Short problem:
Answer with one number only: the number of lines that contain "Российской".

Collected data

%%

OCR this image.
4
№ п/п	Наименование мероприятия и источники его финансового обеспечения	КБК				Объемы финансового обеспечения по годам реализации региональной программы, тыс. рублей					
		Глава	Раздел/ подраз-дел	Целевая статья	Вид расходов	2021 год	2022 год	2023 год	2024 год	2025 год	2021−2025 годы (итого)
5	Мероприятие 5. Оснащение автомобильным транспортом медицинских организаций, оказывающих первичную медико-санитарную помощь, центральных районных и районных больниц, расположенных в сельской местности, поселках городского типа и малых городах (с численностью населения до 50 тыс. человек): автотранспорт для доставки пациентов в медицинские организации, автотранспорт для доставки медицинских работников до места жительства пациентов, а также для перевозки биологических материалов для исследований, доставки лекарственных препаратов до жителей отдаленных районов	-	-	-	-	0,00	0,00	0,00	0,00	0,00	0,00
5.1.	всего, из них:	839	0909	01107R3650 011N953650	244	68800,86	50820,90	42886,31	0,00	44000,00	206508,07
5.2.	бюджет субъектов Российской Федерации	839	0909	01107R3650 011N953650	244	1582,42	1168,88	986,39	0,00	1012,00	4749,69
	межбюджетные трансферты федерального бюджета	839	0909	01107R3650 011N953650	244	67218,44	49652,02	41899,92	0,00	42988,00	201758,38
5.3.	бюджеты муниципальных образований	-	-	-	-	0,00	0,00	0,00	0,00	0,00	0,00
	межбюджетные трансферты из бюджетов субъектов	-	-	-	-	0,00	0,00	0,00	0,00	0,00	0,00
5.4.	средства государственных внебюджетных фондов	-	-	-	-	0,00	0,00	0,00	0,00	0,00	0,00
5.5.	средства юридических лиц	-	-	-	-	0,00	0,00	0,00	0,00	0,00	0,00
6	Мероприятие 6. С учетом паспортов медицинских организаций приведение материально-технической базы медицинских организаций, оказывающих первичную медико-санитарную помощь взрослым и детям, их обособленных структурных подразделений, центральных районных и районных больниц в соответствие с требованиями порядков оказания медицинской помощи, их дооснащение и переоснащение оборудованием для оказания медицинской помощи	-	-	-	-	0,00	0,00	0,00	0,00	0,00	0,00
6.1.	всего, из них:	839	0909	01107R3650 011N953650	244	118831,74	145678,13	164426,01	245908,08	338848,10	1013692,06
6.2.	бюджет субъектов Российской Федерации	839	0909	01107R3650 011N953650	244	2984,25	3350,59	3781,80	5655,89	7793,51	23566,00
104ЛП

%%

Written response:
2